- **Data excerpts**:

--- --- ---

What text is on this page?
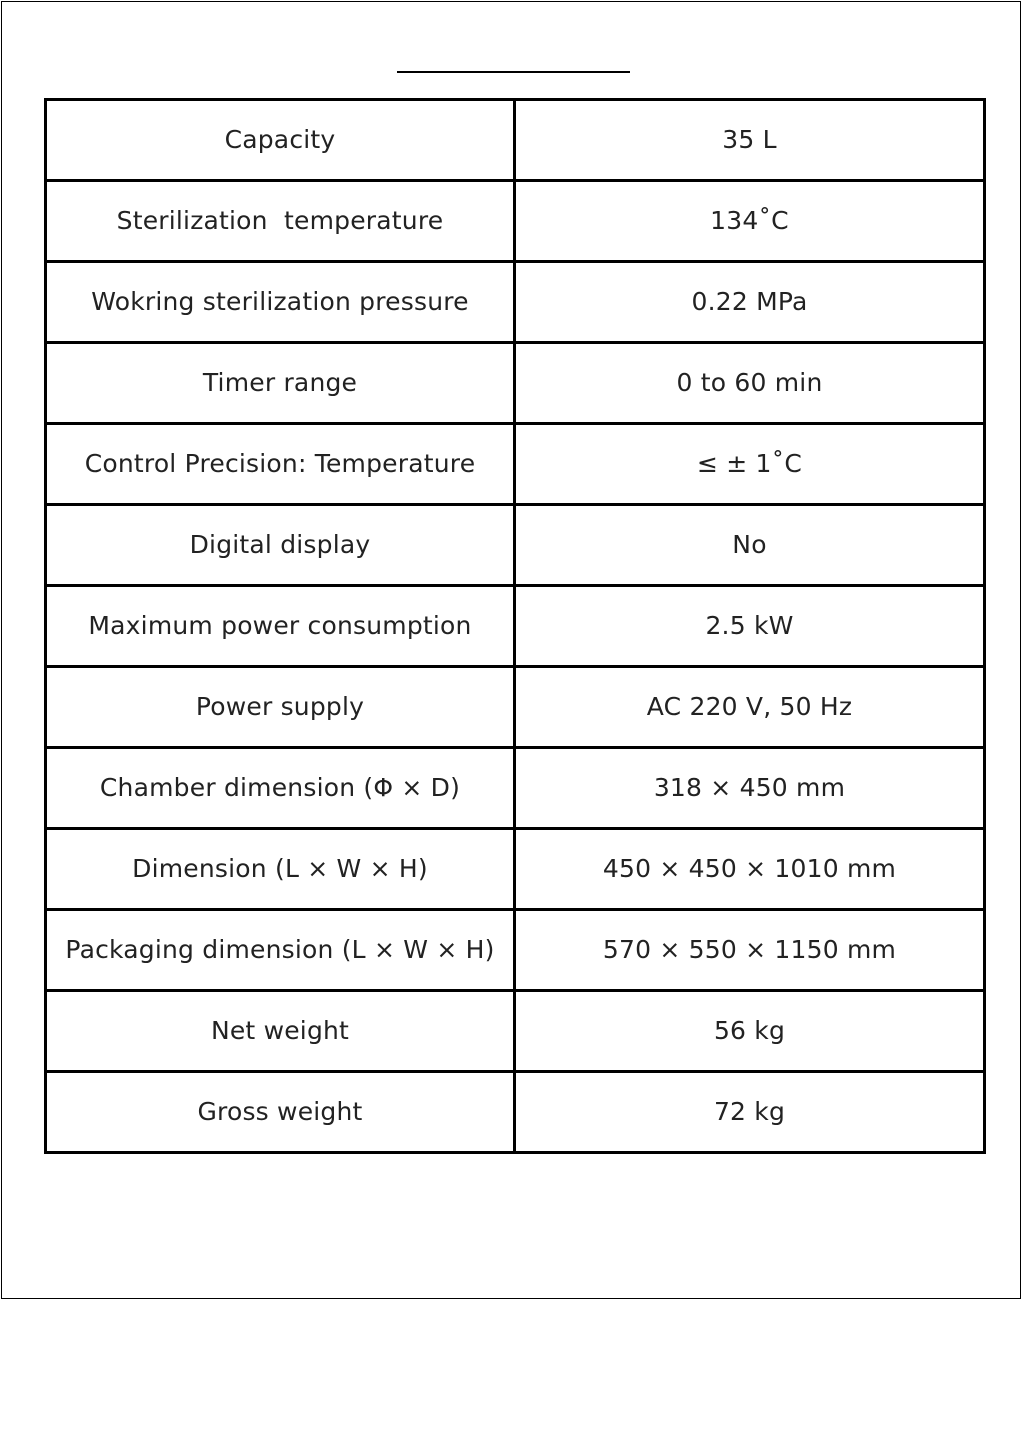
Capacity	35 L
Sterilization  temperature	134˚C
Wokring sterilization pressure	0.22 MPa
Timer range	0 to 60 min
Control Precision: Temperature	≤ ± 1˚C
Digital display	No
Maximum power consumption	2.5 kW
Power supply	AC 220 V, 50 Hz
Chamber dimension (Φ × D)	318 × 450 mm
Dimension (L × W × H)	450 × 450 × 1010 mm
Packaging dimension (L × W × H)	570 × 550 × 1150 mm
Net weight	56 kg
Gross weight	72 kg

--- --- ---

- **STATED GOAL**: Repeat everything in the records precisely. Images are excluded from the copy.

- **CORRECT RESULT**:
What text is on this page?
Capacity	35 L
Sterilization  temperature	134˚C
Wokring sterilization pressure	0.22 MPa
Timer range	0 to 60 min
Control Precision: Temperature	≤ ± 1˚C
Digital display	No
Maximum power consumption	2.5 kW
Power supply	AC 220 V, 50 Hz
Chamber dimension (Φ × D)	318 × 450 mm
Dimension (L × W × H)	450 × 450 × 1010 mm
Packaging dimension (L × W × H)	570 × 550 × 1150 mm
Net weight	56 kg
Gross weight	72 kg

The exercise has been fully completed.